SET PROBLEM: Rewrite every one of the records below, substituting "ShopLogo" for each occurrence of "YourLogo" and leaving everything else unchanged. Omit the pictures from your answer.

RECORDS PROVIDED:
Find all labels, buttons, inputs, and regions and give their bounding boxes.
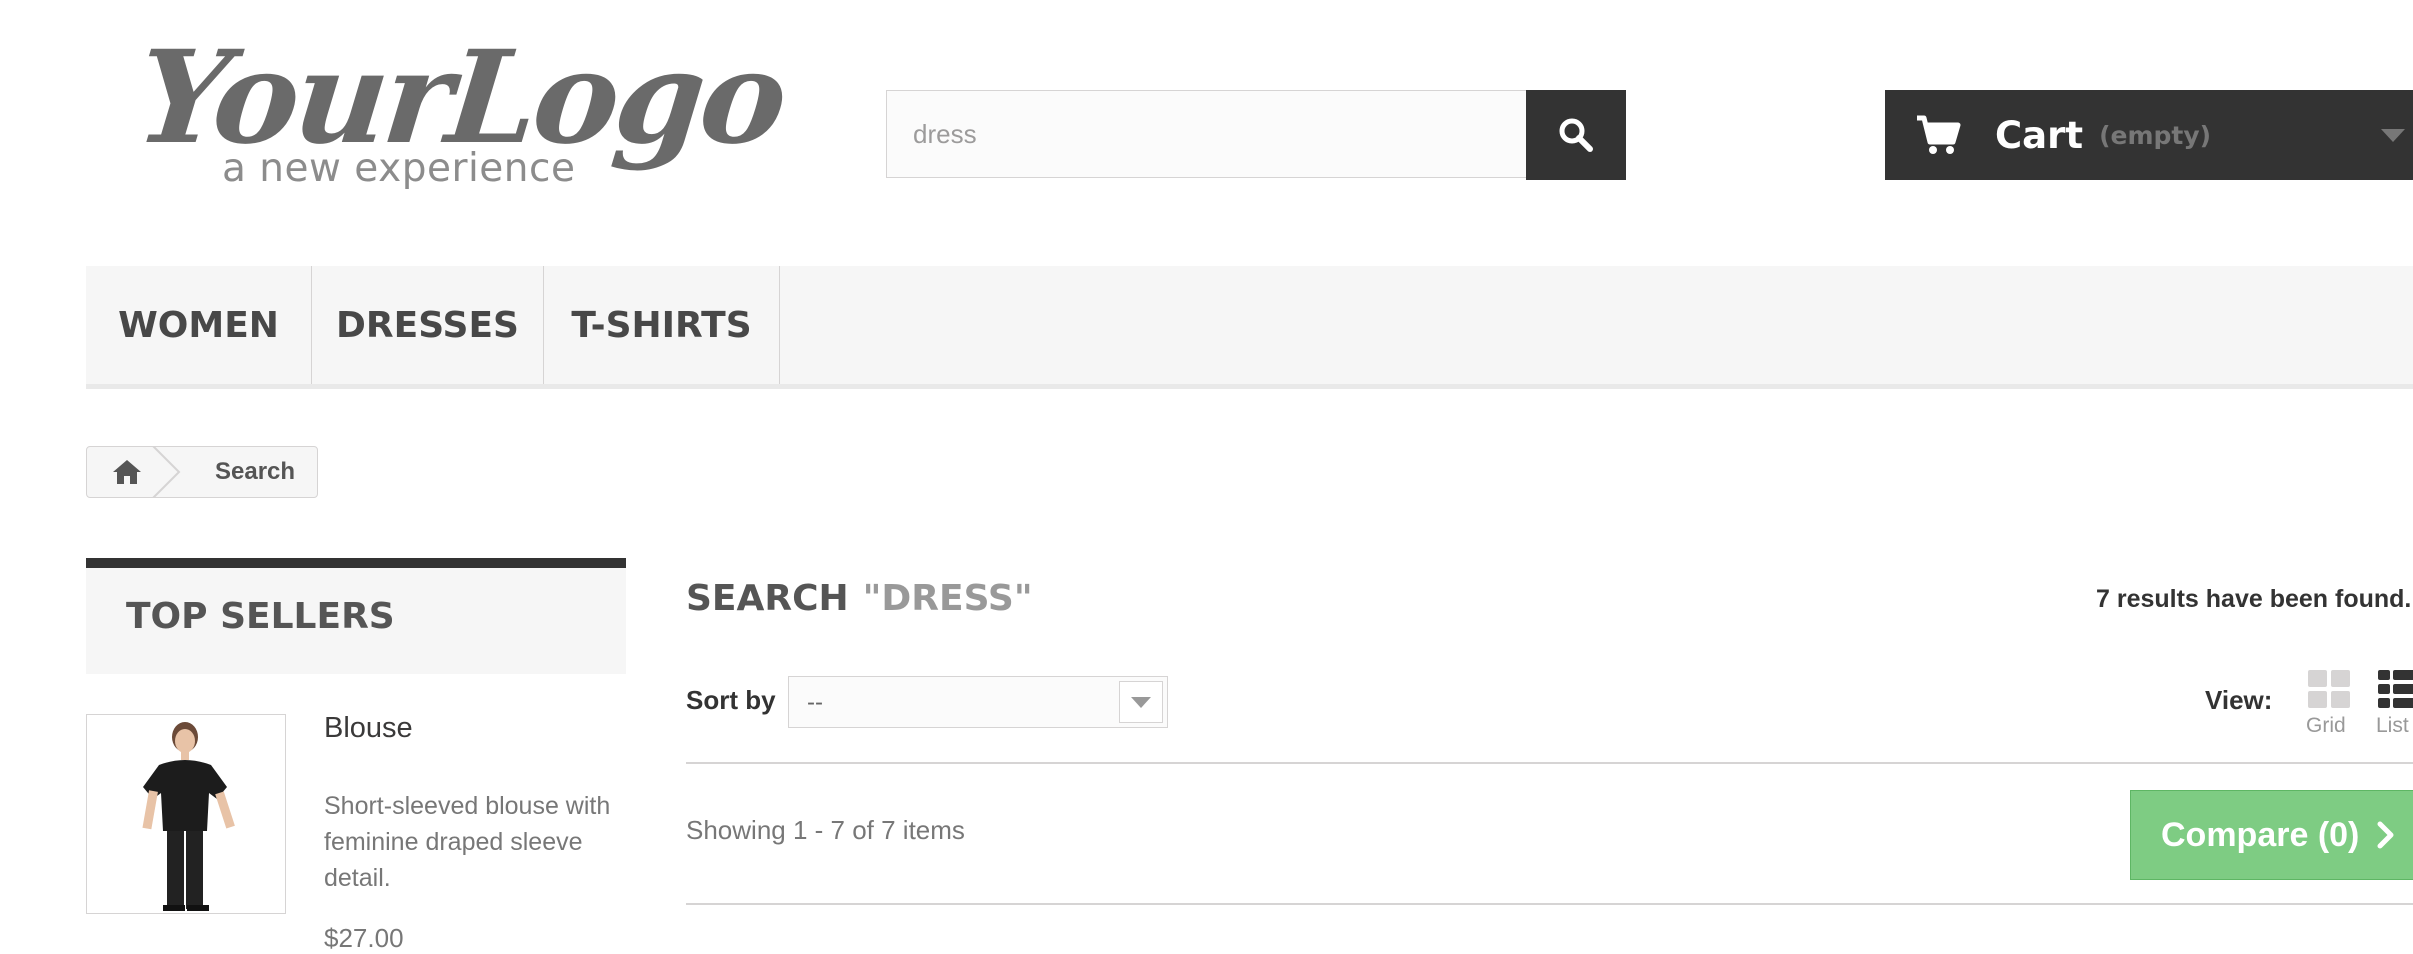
grid-view-icon [2308,670,2350,708]
site-logo[interactable]: YourLogo a new experience [130,23,790,200]
search-button[interactable] [1526,90,1626,180]
list-view-label: List [2376,714,2409,737]
list-view-button[interactable]: List [2376,668,2413,737]
cart-label: Cart [1995,113,2084,157]
main-menu: WOMEN DRESSES T-SHIRTS [86,266,2413,389]
list-view-icon [2378,670,2413,708]
divider [686,762,2413,764]
product-description: Short-sleeved blouse with feminine drape… [324,792,611,892]
compare-button[interactable]: Compare (0) [2130,790,2413,880]
page-title-term: "DRESS" [862,578,1033,619]
cart-button[interactable]: Cart (empty) [1885,90,2413,180]
product-name[interactable]: Blouse [324,712,413,745]
results-count: 7 results have been found. [2096,585,2412,613]
menu-item-t-shirts[interactable]: T-SHIRTS [544,266,780,384]
search-icon [1559,118,1593,152]
search-input[interactable] [886,90,1528,178]
cart-icon [1917,115,1961,154]
compare-label: Compare (0) [2161,815,2360,854]
pagination-summary: Showing 1 - 7 of 7 items [686,815,965,845]
chevron-down-icon [2381,129,2405,142]
product-price: $27.00 [324,923,404,953]
sort-selected-value: -- [807,689,823,716]
breadcrumb: Search [86,446,318,498]
page-title-prefix: SEARCH [686,578,849,619]
grid-view-label: Grid [2306,714,2346,737]
sort-label: Sort by [686,685,776,715]
view-label: View: [2205,685,2273,715]
top-sellers-title[interactable]: TOP SELLERS [126,596,395,637]
breadcrumb-current: Search [215,458,296,485]
product-photo [87,715,285,913]
top-sellers-header: TOP SELLERS [86,558,626,674]
chevron-down-icon[interactable] [1119,681,1163,723]
page-title: SEARCH "DRESS" [686,578,1033,619]
logo-tagline: a new experience [222,146,576,191]
menu-item-dresses[interactable]: DRESSES [312,266,544,384]
grid-view-button[interactable]: Grid [2306,668,2354,737]
product-image[interactable] [86,714,286,914]
logo-wordmark: YourLogo [130,23,791,173]
menu-item-women[interactable]: WOMEN [86,266,312,384]
sort-select[interactable]: -- [788,676,1168,728]
divider [686,903,2413,905]
cart-status: (empty) [2099,120,2212,150]
home-icon [113,460,141,484]
chevron-right-icon [2377,821,2394,849]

OUTPUT FOR THIS EXERCISE:
Find all labels, buttons, inputs, and regions and give their bounding boxes.
grid-view-icon [2308,670,2350,708]
site-logo[interactable]: ShopLogo a new experience [130,23,790,200]
search-button[interactable] [1526,90,1626,180]
list-view-label: List [2376,714,2409,737]
list-view-button[interactable]: List [2376,668,2413,737]
cart-label: Cart [1995,113,2084,157]
main-menu: WOMEN DRESSES T-SHIRTS [86,266,2413,389]
list-view-icon [2378,670,2413,708]
divider [686,762,2413,764]
product-description: Short-sleeved blouse with feminine drape… [324,792,611,892]
compare-button[interactable]: Compare (0) [2130,790,2413,880]
page-title-term: "DRESS" [862,578,1033,619]
cart-button[interactable]: Cart (empty) [1885,90,2413,180]
product-name[interactable]: Blouse [324,712,413,745]
results-count: 7 results have been found. [2096,585,2412,613]
menu-item-t-shirts[interactable]: T-SHIRTS [544,266,780,384]
search-icon [1559,118,1593,152]
search-input[interactable] [886,90,1528,178]
cart-icon [1917,115,1961,154]
compare-label: Compare (0) [2161,815,2360,854]
pagination-summary: Showing 1 - 7 of 7 items [686,815,965,845]
chevron-down-icon [2381,129,2405,142]
product-price: $27.00 [324,923,404,953]
sort-selected-value: -- [807,689,823,716]
breadcrumb: Search [86,446,318,498]
page-title-prefix: SEARCH [686,578,849,619]
grid-view-label: Grid [2306,714,2346,737]
sort-label: Sort by [686,685,776,715]
view-label: View: [2205,685,2273,715]
top-sellers-title[interactable]: TOP SELLERS [126,596,395,637]
breadcrumb-current: Search [215,458,296,485]
product-photo [87,715,285,913]
top-sellers-header: TOP SELLERS [86,558,626,674]
chevron-down-icon[interactable] [1119,681,1163,723]
page-title: SEARCH "DRESS" [686,578,1033,619]
logo-tagline: a new experience [222,146,576,191]
menu-item-dresses[interactable]: DRESSES [312,266,544,384]
grid-view-button[interactable]: Grid [2306,668,2354,737]
product-image[interactable] [86,714,286,914]
logo-wordmark: ShopLogo [130,23,791,173]
menu-item-women[interactable]: WOMEN [86,266,312,384]
sort-select[interactable]: -- [788,676,1168,728]
divider [686,903,2413,905]
cart-status: (empty) [2099,120,2212,150]
home-icon [113,460,141,484]
chevron-right-icon [2377,821,2394,849]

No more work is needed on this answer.